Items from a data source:
===

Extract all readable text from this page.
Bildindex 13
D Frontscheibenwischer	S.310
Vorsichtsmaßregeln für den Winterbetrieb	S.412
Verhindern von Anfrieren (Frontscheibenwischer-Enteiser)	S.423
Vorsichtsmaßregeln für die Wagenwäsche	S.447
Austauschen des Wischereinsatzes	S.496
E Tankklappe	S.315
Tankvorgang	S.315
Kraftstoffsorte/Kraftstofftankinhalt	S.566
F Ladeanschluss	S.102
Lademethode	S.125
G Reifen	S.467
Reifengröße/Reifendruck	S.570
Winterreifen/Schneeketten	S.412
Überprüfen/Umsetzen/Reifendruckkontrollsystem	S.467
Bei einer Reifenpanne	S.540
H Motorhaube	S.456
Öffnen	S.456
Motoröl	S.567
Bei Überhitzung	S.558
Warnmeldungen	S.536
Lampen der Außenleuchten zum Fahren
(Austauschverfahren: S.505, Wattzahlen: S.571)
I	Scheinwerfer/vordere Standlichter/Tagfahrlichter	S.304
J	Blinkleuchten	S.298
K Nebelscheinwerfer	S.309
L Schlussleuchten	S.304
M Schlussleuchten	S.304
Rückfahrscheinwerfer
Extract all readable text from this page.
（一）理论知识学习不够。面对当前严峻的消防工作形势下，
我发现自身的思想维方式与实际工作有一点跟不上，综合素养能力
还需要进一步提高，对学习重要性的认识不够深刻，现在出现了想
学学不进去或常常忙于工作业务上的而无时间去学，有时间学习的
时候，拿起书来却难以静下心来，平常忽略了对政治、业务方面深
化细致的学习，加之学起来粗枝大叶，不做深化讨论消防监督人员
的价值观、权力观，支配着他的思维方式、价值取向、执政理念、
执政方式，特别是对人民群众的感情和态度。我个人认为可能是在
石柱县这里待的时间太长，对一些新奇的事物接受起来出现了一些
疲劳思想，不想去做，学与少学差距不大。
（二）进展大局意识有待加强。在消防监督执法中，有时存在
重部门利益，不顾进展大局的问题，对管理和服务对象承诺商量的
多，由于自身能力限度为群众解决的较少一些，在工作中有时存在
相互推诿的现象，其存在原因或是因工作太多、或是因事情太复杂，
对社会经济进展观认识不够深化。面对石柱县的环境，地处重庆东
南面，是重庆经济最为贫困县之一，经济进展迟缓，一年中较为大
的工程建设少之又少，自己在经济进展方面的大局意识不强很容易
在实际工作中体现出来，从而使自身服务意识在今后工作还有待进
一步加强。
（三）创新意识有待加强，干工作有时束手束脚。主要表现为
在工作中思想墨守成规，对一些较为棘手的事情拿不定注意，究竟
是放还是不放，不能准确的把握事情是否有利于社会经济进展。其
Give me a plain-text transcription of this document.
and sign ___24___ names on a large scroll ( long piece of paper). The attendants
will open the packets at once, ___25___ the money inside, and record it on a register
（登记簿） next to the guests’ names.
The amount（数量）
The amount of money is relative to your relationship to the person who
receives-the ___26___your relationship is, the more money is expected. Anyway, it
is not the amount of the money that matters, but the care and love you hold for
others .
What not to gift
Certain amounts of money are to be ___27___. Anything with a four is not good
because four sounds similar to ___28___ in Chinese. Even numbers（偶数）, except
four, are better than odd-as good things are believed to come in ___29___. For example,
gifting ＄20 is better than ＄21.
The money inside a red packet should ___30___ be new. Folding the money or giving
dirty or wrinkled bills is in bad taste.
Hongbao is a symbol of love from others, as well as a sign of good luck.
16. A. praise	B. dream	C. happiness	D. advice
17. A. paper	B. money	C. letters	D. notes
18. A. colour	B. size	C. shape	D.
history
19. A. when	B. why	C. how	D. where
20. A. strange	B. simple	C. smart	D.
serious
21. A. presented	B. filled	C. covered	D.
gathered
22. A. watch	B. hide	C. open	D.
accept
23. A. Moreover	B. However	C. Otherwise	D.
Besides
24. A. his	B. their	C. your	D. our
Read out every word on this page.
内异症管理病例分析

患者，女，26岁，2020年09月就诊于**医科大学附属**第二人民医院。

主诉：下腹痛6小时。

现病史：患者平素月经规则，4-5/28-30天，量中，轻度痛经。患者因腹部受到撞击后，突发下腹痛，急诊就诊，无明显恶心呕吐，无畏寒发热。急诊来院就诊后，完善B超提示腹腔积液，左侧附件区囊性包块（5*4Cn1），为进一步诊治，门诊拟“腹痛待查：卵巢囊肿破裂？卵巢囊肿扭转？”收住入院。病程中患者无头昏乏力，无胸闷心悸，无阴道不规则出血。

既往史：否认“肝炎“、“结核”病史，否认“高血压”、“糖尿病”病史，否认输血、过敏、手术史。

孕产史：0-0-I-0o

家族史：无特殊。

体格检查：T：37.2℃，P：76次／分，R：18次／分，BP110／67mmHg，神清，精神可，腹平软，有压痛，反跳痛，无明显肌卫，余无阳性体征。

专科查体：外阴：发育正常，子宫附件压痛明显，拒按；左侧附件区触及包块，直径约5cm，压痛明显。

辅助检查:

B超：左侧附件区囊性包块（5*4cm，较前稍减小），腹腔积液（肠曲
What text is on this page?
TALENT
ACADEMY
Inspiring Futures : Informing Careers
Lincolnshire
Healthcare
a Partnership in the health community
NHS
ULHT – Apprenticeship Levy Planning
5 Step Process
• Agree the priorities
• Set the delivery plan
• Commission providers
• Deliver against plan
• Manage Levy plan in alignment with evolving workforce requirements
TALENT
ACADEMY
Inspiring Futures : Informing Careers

===

## Task instructions
Please set down all the data word for word.

## Exercise result
Extract all readable text from this page.
Bildindex 13
D Frontscheibenwischer	S.310
Vorsichtsmaßregeln für den Winterbetrieb	S.412
Verhindern von Anfrieren (Frontscheibenwischer-Enteiser)	S.423
Vorsichtsmaßregeln für die Wagenwäsche	S.447
Austauschen des Wischereinsatzes	S.496
E Tankklappe	S.315
Tankvorgang	S.315
Kraftstoffsorte/Kraftstofftankinhalt	S.566
F Ladeanschluss	S.102
Lademethode	S.125
G Reifen	S.467
Reifengröße/Reifendruck	S.570
Winterreifen/Schneeketten	S.412
Überprüfen/Umsetzen/Reifendruckkontrollsystem	S.467
Bei einer Reifenpanne	S.540
H Motorhaube	S.456
Öffnen	S.456
Motoröl	S.567
Bei Überhitzung	S.558
Warnmeldungen	S.536
Lampen der Außenleuchten zum Fahren
(Austauschverfahren: S.505, Wattzahlen: S.571)
I	Scheinwerfer/vordere Standlichter/Tagfahrlichter	S.304
J	Blinkleuchten	S.298
K Nebelscheinwerfer	S.309
L Schlussleuchten	S.304
M Schlussleuchten	S.304
Rückfahrscheinwerfer
Extract all readable text from this page.
（一）理论知识学习不够。面对当前严峻的消防工作形势下，
我发现自身的思想维方式与实际工作有一点跟不上，综合素养能力
还需要进一步提高，对学习重要性的认识不够深刻，现在出现了想
学学不进去或常常忙于工作业务上的而无时间去学，有时间学习的
时候，拿起书来却难以静下心来，平常忽略了对政治、业务方面深
化细致的学习，加之学起来粗枝大叶，不做深化讨论消防监督人员
的价值观、权力观，支配着他的思维方式、价值取向、执政理念、
执政方式，特别是对人民群众的感情和态度。我个人认为可能是在
石柱县这里待的时间太长，对一些新奇的事物接受起来出现了一些
疲劳思想，不想去做，学与少学差距不大。
（二）进展大局意识有待加强。在消防监督执法中，有时存在
重部门利益，不顾进展大局的问题，对管理和服务对象承诺商量的
多，由于自身能力限度为群众解决的较少一些，在工作中有时存在
相互推诿的现象，其存在原因或是因工作太多、或是因事情太复杂，
对社会经济进展观认识不够深化。面对石柱县的环境，地处重庆东
南面，是重庆经济最为贫困县之一，经济进展迟缓，一年中较为大
的工程建设少之又少，自己在经济进展方面的大局意识不强很容易
在实际工作中体现出来，从而使自身服务意识在今后工作还有待进
一步加强。
（三）创新意识有待加强，干工作有时束手束脚。主要表现为
在工作中思想墨守成规，对一些较为棘手的事情拿不定注意，究竟
是放还是不放，不能准确的把握事情是否有利于社会经济进展。其
Give me a plain-text transcription of this document.
and sign ___24___ names on a large scroll ( long piece of paper). The attendants
will open the packets at once, ___25___ the money inside, and record it on a register
（登记簿） next to the guests’ names.
The amount（数量）
The amount of money is relative to your relationship to the person who
receives-the ___26___your relationship is, the more money is expected. Anyway, it
is not the amount of the money that matters, but the care and love you hold for
others .
What not to gift
Certain amounts of money are to be ___27___. Anything with a four is not good
because four sounds similar to ___28___ in Chinese. Even numbers（偶数）, except
four, are better than odd-as good things are believed to come in ___29___. For example,
gifting ＄20 is better than ＄21.
The money inside a red packet should ___30___ be new. Folding the money or giving
dirty or wrinkled bills is in bad taste.
Hongbao is a symbol of love from others, as well as a sign of good luck.
16. A. praise	B. dream	C. happiness	D. advice
17. A. paper	B. money	C. letters	D. notes
18. A. colour	B. size	C. shape	D.
history
19. A. when	B. why	C. how	D. where
20. A. strange	B. simple	C. smart	D.
serious
21. A. presented	B. filled	C. covered	D.
gathered
22. A. watch	B. hide	C. open	D.
accept
23. A. Moreover	B. However	C. Otherwise	D.
Besides
24. A. his	B. their	C. your	D. our
Read out every word on this page.
内异症管理病例分析

患者，女，26岁，2020年09月就诊于**医科大学附属**第二人民医院。

主诉：下腹痛6小时。

现病史：患者平素月经规则，4-5/28-30天，量中，轻度痛经。患者因腹部受到撞击后，突发下腹痛，急诊就诊，无明显恶心呕吐，无畏寒发热。急诊来院就诊后，完善B超提示腹腔积液，左侧附件区囊性包块（5*4Cn1），为进一步诊治，门诊拟“腹痛待查：卵巢囊肿破裂？卵巢囊肿扭转？”收住入院。病程中患者无头昏乏力，无胸闷心悸，无阴道不规则出血。

既往史：否认“肝炎“、“结核”病史，否认“高血压”、“糖尿病”病史，否认输血、过敏、手术史。

孕产史：0-0-I-0o

家族史：无特殊。

体格检查：T：37.2℃，P：76次／分，R：18次／分，BP110／67mmHg，神清，精神可，腹平软，有压痛，反跳痛，无明显肌卫，余无阳性体征。

专科查体：外阴：发育正常，子宫附件压痛明显，拒按；左侧附件区触及包块，直径约5cm，压痛明显。

辅助检查:

B超：左侧附件区囊性包块（5*4cm，较前稍减小），腹腔积液（肠曲
What text is on this page?
TALENT
ACADEMY
Inspiring Futures : Informing Careers
Lincolnshire
Healthcare
a Partnership in the health community
NHS
ULHT – Apprenticeship Levy Planning
5 Step Process
• Agree the priorities
• Set the delivery plan
• Commission providers
• Deliver against plan
• Manage Levy plan in alignment with evolving workforce requirements
TALENT
ACADEMY
Inspiring Futures : Informing Careers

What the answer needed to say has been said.